--- Instructions to follow ---
Write a continuation of the personal essay below about moving to Germany, beginning after its last sentence.

--- Exercise passage ---

Given all of this, it shouldn’t be so surprising that we ended up moving to Germany, and in general we feel safe here, comparatively, with one major exception: I could not understand the German discourse about Israel & Palestine, and to arrive here in this specific moment, was very disorienting. Trying to keep up with the developments in Palestine from within the stressful maze of German visa bureaucracy (I’m not European anymore post-Brexit), while attempting to launch two books and participate in events, has been difficult, and being in Germany, specifically, at this time, has complicated it further. As a non-European non-German ex-German-non-British now living in Germany, I feel quite some urgency to ground myself somehow and understand the discourse here as much as possible, as, even if I do not feel any connection to the identities that pass through me, these disconnected or fragmented identities are part of me. I both collect a unique set of privileges that I must acknowledge, yet I am subject to a unique set of difficulties that, whilst simultaneously acknowledging my whiteness and what role that plays in my experience in Europe, drive me towards a strong feeling of solidarity with working-class or oppressed people. For example, during covid I lost my job, without any savings, without any chance of state-support because the café I worked in was technically inside an NGO that operated in the literal semi-militarized U.N. buffer-zone between the divided sides of Cyprus, and despite having worked in a cafe my whole life, I quickly found myself in a plexiglass factory alongside workers from Pakistan, Romania and so on, or alongside migrants from Nepal and India at a bar in the city centre. I wasn’t Cypriot enough or European enough to be protected during COVID, but I couldn’t delude myself into pretending that I could identify with these Nepalese friends, as I was able to get DJ gigs on the side, they weren’t, which is more-or-less just a product of being white, because my mongrel illegitimacy is concealed by my blue eyes and Dracula/Basement Dweller-white skin. Even five years raving in the sun in Cyprus couldn’t make me any less White. It is a humble reminder that no matter how disconnected from everything I often feel, or how much I attempt distance myself from my whiteness, I am deeply privileged, in spite of everything. I am not Buddha; whiteness is not a palace that one can leave behind.

--- Provided information ---

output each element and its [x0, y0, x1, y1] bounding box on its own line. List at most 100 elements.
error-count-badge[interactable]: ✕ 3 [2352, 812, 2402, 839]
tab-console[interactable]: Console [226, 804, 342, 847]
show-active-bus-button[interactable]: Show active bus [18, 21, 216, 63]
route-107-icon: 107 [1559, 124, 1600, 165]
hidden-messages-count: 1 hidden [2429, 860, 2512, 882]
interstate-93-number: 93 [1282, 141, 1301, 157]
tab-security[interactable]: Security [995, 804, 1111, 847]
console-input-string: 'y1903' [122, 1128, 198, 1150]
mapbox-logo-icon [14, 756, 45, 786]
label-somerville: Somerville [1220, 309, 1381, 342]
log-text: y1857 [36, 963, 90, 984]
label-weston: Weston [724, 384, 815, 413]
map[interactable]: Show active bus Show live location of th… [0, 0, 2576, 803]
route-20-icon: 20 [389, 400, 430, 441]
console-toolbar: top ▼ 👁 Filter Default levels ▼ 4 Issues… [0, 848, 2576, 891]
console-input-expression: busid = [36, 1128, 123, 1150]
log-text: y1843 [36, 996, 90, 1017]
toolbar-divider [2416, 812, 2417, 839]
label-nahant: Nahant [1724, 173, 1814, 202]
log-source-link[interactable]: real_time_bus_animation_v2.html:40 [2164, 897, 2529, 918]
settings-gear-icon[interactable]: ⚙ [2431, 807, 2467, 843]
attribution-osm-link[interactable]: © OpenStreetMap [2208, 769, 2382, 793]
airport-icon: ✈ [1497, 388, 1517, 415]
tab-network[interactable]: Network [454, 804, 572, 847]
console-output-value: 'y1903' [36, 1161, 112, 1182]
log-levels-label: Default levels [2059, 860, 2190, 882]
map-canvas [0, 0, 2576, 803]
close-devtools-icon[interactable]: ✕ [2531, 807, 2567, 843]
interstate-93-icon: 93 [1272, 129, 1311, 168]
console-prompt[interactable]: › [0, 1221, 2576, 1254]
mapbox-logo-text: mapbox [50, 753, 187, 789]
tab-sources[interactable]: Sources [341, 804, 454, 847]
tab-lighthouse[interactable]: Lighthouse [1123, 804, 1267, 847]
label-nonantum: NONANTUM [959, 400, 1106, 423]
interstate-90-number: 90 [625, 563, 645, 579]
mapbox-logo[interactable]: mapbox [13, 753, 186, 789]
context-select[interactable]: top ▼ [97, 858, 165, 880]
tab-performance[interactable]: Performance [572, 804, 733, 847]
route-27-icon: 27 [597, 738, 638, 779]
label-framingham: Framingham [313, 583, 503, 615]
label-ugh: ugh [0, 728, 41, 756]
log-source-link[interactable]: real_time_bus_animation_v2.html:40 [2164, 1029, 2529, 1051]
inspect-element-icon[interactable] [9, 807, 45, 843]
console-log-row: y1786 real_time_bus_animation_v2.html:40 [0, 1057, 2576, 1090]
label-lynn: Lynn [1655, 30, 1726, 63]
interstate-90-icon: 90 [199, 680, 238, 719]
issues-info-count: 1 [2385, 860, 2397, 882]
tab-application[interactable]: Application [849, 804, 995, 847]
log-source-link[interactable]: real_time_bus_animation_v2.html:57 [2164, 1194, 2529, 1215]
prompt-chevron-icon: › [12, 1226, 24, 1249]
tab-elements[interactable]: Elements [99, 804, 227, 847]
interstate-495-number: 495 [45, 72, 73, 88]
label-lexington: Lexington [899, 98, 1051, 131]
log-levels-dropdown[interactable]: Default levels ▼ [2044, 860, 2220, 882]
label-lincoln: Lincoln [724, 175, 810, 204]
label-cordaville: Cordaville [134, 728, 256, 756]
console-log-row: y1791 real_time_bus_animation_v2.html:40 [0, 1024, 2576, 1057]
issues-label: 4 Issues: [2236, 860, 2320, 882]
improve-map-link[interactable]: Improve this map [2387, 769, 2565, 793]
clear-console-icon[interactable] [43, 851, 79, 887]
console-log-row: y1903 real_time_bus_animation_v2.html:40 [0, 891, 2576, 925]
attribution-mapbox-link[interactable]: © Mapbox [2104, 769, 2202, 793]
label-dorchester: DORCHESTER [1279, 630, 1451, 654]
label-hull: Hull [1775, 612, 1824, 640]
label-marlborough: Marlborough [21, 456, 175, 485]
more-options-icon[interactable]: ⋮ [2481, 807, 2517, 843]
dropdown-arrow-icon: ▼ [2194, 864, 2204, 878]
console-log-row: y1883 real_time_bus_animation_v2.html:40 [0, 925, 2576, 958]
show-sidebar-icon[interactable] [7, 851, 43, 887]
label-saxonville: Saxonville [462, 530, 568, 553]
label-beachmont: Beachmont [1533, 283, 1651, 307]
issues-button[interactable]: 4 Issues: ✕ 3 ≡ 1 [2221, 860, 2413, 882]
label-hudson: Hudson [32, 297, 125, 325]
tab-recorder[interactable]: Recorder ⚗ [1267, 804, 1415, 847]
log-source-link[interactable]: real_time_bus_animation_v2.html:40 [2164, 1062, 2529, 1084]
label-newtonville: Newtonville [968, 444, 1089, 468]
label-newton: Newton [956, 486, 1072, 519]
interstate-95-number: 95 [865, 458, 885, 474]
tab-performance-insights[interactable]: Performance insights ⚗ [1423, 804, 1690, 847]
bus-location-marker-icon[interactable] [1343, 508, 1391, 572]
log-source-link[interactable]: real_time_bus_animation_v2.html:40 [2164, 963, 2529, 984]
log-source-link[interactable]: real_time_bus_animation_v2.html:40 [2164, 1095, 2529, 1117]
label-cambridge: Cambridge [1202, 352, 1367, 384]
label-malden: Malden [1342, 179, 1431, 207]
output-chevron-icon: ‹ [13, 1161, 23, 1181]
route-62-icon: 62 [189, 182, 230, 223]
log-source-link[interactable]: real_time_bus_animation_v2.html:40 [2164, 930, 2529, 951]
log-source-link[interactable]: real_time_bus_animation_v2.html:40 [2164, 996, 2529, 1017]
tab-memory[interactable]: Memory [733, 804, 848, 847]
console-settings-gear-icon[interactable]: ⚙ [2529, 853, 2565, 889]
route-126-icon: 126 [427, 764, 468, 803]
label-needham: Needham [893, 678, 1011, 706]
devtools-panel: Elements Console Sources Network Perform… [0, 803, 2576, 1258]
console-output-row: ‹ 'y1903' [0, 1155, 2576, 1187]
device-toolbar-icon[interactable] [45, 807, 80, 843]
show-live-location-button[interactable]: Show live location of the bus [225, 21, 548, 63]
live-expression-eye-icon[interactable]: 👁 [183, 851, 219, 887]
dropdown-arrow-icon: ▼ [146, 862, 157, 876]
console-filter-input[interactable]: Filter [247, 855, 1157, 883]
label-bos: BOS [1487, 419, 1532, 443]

---

--- Response area ---
          While I fell through the gaps during COVID, after the lockdowns ended, I was able to minimum-wage myself out of debt in a posh coffeeshop and effectively fuck-off to Germany. I recall waiting in the “rest of world” immigration queue at the airport in Berlin as we landed, and every brown and bearded person in front of me was being subjected to extensive questioning, providing all kinds of explanations and documents — I was panicking, but when I finally approach the counter, the police agent took one hard look at my tattered British passport, then one hard look at my eye colour, and said to me, albeit begrudgingly, “Herzberg? Ok”. No questions asked. After what I had been watching in front of me, I suddenly felt extremely white, yet let’s not forget the one fundamental contradiction to this: I am only allowed to live and work in Cyprus because I moved to Cyprus before Brexit and secured a 5 years Yellow-Pass that endured Brexit—I am only allowed to live and work in Germany because of my marriage to a European, a Cypriot. I was allowed to enter Germany without question because of my whiteness and name, this one particular police officer made his own judgement not to question anything about my visit to Germany with no return-flight, but I am only allowed to stay here as a plus-one to my partner. I am a guest in Europe, by some miracle. There are so many contradictions.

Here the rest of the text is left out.